== Instructions for the task ==
Every line below is to be copied exactly, with the pictures left out.

== Task data ==

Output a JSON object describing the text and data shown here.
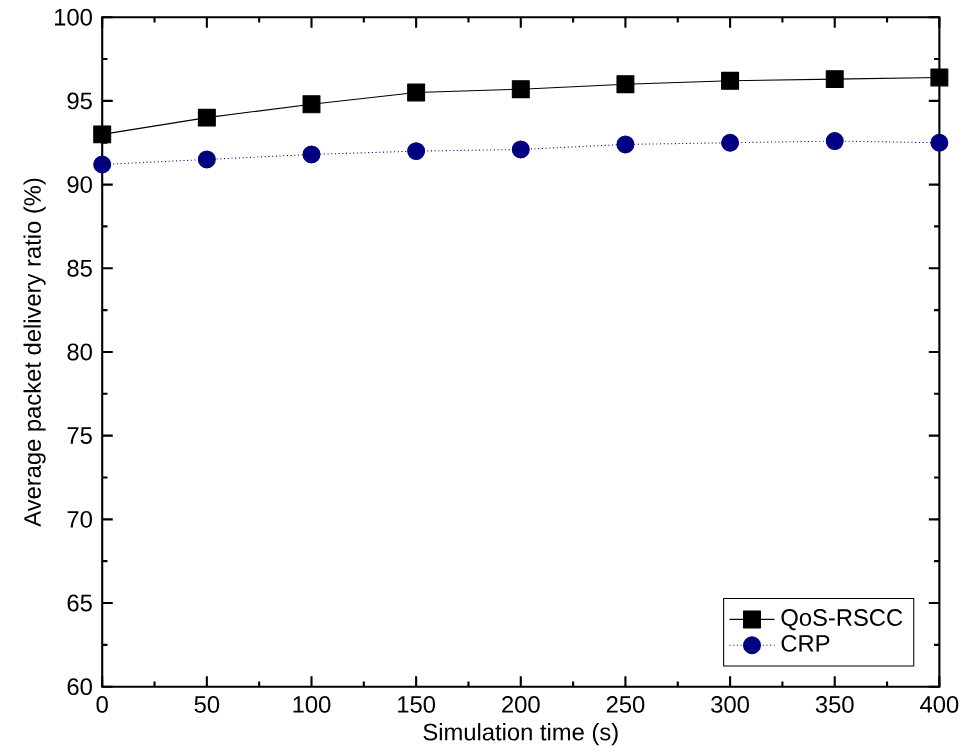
{
  "chart_data": {
    "type": "line",
    "xlabel": "Simulation time (s)",
    "ylabel": "Average packet delivery ratio (%)",
    "x": [
      0,
      50,
      100,
      150,
      200,
      250,
      300,
      350,
      400
    ],
    "series": [
      {
        "name": "QoS-RSCC",
        "color": "#000000",
        "marker": "square",
        "line_style": "solid",
        "values": [
          93.0,
          94.0,
          94.8,
          95.5,
          95.7,
          96.0,
          96.2,
          96.3,
          96.4
        ]
      },
      {
        "name": "CRP",
        "color": "#000080",
        "marker": "circle",
        "line_style": "dotted",
        "values": [
          91.2,
          91.5,
          91.8,
          92.0,
          92.1,
          92.4,
          92.5,
          92.6,
          92.5
        ]
      }
    ],
    "xlim": [
      0,
      400
    ],
    "ylim": [
      60,
      100
    ],
    "xticks": [
      0,
      50,
      100,
      150,
      200,
      250,
      300,
      350,
      400
    ],
    "yticks": [
      60,
      65,
      70,
      75,
      80,
      85,
      90,
      95,
      100
    ],
    "grid": false,
    "legend": "bottom right"
  }
}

== Answer to the task ==
Output a JSON object describing the text and data shown here.
{
  "chart_data": {
    "type": "line",
    "xlabel": "Simulation time (s)",
    "ylabel": "Average packet delivery ratio (%)",
    "x": [
      0,
      50,
      100,
      150,
      200,
      250,
      300,
      350,
      400
    ],
    "series": [
      {
        "name": "QoS-RSCC",
        "color": "#000000",
        "marker": "square",
        "line_style": "solid",
        "values": [
          93.0,
          94.0,
          94.8,
          95.5,
          95.7,
          96.0,
          96.2,
          96.3,
          96.4
        ]
      },
      {
        "name": "CRP",
        "color": "#000080",
        "marker": "circle",
        "line_style": "dotted",
        "values": [
          91.2,
          91.5,
          91.8,
          92.0,
          92.1,
          92.4,
          92.5,
          92.6,
          92.5
        ]
      }
    ],
    "xlim": [
      0,
      400
    ],
    "ylim": [
      60,
      100
    ],
    "xticks": [
      0,
      50,
      100,
      150,
      200,
      250,
      300,
      350,
      400
    ],
    "yticks": [
      60,
      65,
      70,
      75,
      80,
      85,
      90,
      95,
      100
    ],
    "grid": false,
    "legend": "bottom right"
  }
}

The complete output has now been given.